(Saved entries)
--- start ---
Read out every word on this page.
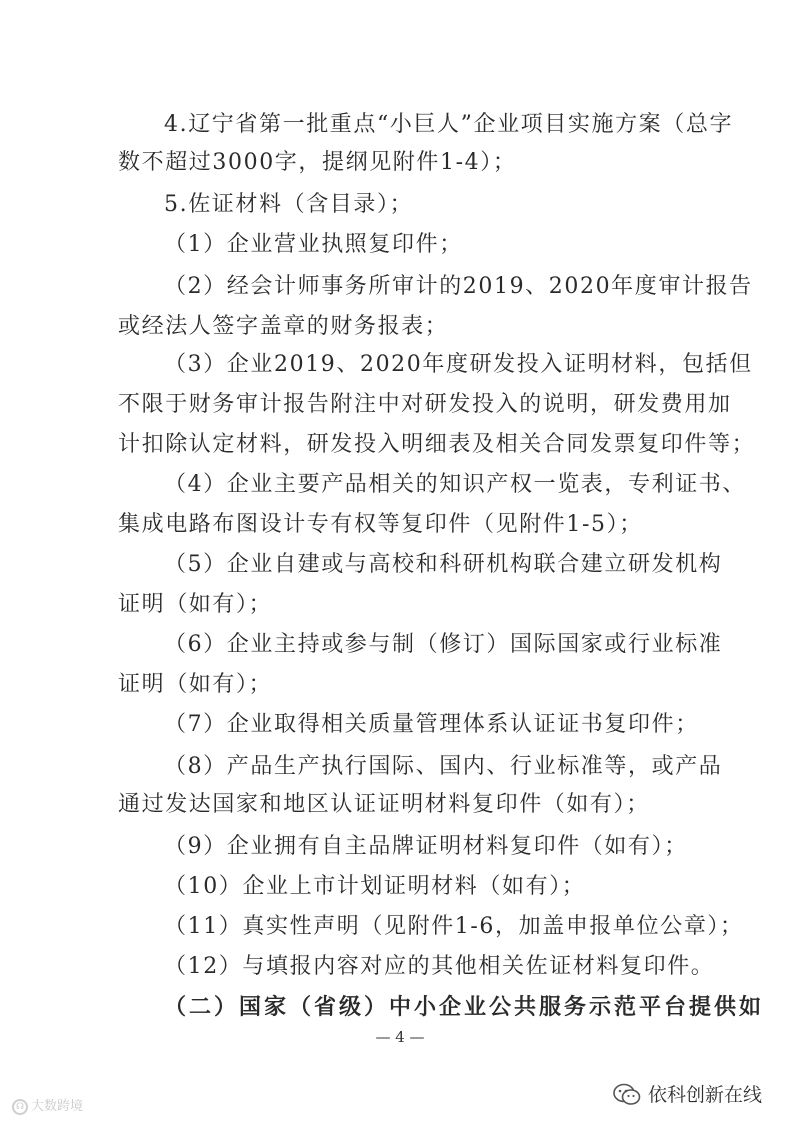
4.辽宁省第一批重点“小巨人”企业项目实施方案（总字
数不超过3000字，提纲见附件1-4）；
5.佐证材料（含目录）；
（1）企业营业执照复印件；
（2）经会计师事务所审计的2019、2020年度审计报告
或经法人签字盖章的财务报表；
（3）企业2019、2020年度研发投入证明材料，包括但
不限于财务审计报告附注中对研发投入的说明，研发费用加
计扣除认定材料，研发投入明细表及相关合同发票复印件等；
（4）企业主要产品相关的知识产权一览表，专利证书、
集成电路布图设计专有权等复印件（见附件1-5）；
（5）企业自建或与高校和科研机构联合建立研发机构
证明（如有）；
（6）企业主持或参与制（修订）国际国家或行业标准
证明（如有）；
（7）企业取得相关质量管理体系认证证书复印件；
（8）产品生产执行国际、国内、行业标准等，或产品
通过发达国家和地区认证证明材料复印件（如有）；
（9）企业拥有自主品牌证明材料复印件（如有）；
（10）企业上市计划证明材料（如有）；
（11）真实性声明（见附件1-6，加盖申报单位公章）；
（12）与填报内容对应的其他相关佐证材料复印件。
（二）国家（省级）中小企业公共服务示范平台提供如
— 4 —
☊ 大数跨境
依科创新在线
--- end ---
* YOUR TASK:
Set the pictures aside and transcribe the data above exactly.

* ANSWER:
Read out every word on this page.
4.辽宁省第一批重点“小巨人”企业项目实施方案（总字
数不超过3000字，提纲见附件1-4）；
5.佐证材料（含目录）；
（1）企业营业执照复印件；
（2）经会计师事务所审计的2019、2020年度审计报告
或经法人签字盖章的财务报表；
（3）企业2019、2020年度研发投入证明材料，包括但
不限于财务审计报告附注中对研发投入的说明，研发费用加
计扣除认定材料，研发投入明细表及相关合同发票复印件等；
（4）企业主要产品相关的知识产权一览表，专利证书、
集成电路布图设计专有权等复印件（见附件1-5）；
（5）企业自建或与高校和科研机构联合建立研发机构
证明（如有）；
（6）企业主持或参与制（修订）国际国家或行业标准
证明（如有）；
（7）企业取得相关质量管理体系认证证书复印件；
（8）产品生产执行国际、国内、行业标准等，或产品
通过发达国家和地区认证证明材料复印件（如有）；
（9）企业拥有自主品牌证明材料复印件（如有）；
（10）企业上市计划证明材料（如有）；
（11）真实性声明（见附件1-6，加盖申报单位公章）；
（12）与填报内容对应的其他相关佐证材料复印件。
（二）国家（省级）中小企业公共服务示范平台提供如
— 4 —
☊ 大数跨境
依科创新在线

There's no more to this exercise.